EXERCISE A » From the forum post about the PHP admin panel, rewrite the stretch from "Because I'm beginner" through "the file works.", replacing "movies" with "films".

DOCUMENT EXTRACT »

Because I'm beginner and my code is probably messy, I'm describing what I tried to achieve. There's login.php page where the only functionality is typing username and password. If info matches info from SQL table, user proceeds to adminpanel.php.
This page should load a list of movies and create a table with that data. At the end of each row I want two buttons, edit and delete. What I'm trying to achieve is to delete current row where delete button is clicked, for delete button. Edit button should show hidden form just for the row where button was clicked. This form would contain button that actually updates data in SQL table after filling form and clicking the button. (I haven't added function that shows form yet, I care about buttons much more) Form for adding movies at the end of the file works.
Here's adminpanel.php
<html>
<head>
<script src="https://code.jquery.com/jquery-3.3.1.js"

Dataset entries »
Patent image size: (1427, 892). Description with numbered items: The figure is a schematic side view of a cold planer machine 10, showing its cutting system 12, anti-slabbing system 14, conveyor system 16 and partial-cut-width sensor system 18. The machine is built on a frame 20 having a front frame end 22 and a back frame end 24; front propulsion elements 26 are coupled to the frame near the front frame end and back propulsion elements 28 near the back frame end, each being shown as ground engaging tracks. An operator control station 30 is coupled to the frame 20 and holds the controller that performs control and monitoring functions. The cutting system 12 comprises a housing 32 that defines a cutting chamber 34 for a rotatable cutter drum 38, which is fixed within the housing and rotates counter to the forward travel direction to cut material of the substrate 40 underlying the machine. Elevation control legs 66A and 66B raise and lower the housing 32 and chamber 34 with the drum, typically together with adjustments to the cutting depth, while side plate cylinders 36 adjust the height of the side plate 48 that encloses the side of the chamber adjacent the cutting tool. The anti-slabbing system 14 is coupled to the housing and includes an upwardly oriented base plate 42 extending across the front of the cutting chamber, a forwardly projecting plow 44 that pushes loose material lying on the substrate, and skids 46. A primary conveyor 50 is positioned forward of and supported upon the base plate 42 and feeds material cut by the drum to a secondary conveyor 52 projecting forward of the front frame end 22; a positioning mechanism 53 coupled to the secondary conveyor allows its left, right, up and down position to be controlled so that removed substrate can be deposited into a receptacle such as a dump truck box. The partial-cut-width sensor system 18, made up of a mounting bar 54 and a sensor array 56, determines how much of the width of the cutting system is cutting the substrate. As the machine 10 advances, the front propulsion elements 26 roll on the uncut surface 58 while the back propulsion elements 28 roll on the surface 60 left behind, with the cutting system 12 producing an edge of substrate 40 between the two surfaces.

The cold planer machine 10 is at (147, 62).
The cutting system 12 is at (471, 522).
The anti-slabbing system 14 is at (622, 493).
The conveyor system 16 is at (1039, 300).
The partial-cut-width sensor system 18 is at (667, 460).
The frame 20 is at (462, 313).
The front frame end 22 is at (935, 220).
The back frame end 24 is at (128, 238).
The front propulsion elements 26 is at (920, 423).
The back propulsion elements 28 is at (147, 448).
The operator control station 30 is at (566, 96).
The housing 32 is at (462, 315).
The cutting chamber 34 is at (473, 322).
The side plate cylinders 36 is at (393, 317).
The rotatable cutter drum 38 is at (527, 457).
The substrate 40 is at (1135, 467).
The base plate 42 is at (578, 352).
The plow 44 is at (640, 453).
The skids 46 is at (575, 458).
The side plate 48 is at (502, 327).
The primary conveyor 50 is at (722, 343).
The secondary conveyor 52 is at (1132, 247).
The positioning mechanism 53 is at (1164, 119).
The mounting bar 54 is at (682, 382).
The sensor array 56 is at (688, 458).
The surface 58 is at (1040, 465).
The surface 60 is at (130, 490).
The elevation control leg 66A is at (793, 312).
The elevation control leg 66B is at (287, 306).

EXERCISE B » Put the stretch of the entries from their start through the line containing "The cold planer machine 10 is at (147, 62)." into a JSON list of strings, one string per line, leaving out blank lines.

TASK RESULT A »
Because I'm beginner and my code is probably messy, I'm describing what I tried to achieve. There's login.php page where the only functionality is typing username and password. If info matches info from SQL table, user proceeds to adminpanel.php.
This page should load a list of films and create a table with that data. At the end of each row I want two buttons, edit and delete. What I'm trying to achieve is to delete current row where delete button is clicked, for delete button. Edit button should show hidden form just for the row where button was clicked. This form would contain button that actually updates data in SQL table after filling form and clicking the button. (I haven't added function that shows form yet, I care about buttons much more) Form for adding films at the end of the file works.

TASK RESULT B »
[
  "Patent image size: (1427, 892). Description with numbered items: The figure is a schematic side view of a cold planer machine 10, showing its cutting system 12, anti-slabbing system 14, conveyor system 16 and partial-cut-width sensor system 18. The machine is built on a frame 20 having a front frame end 22 and a back frame end 24; front propulsion elements 26 are coupled to the frame near the front frame end and back propulsion elements 28 near the back frame end, each being shown as ground engaging tracks. An operator control station 30 is coupled to the frame 20 and holds the controller that performs control and monitoring functions. The cutting system 12 comprises a housing 32 that defines a cutting chamber 34 for a rotatable cutter drum 38, which is fixed within the housing and rotates counter to the forward travel direction to cut material of the substrate 40 underlying the machine. Elevation control legs 66A and 66B raise and lower the housing 32 and chamber 34 with the drum, typically together with adjustments to the cutting depth, while side plate cylinders 36 adjust the height of the side plate 48 that encloses the side of the chamber adjacent the cutting tool. The anti-slabbing system 14 is coupled to the housing and includes an upwardly oriented base plate 42 extending across the front of the cutting chamber, a forwardly projecting plow 44 that pushes loose material lying on the substrate, and skids 46. A primary conveyor 50 is positioned forward of and supported upon the base plate 42 and feeds material cut by the drum to a secondary conveyor 52 projecting forward of the front frame end 22; a positioning mechanism 53 coupled to the secondary conveyor allows its left, right, up and down position to be controlled so that removed substrate can be deposited into a receptacle such as a dump truck box. The partial-cut-width sensor system 18, made up of a mounting bar 54 and a sensor array 56, determines how much of the width of the cutting system is cutting the substrate. As the machine 10 advances, the front propulsion elements 26 roll on the uncut surface 58 while the back propulsion elements 28 roll on the surface 60 left behind, with the cutting system 12 producing an edge of substrate 40 between the two surfaces.",
  "The cold planer machine 10 is at (147, 62)."
]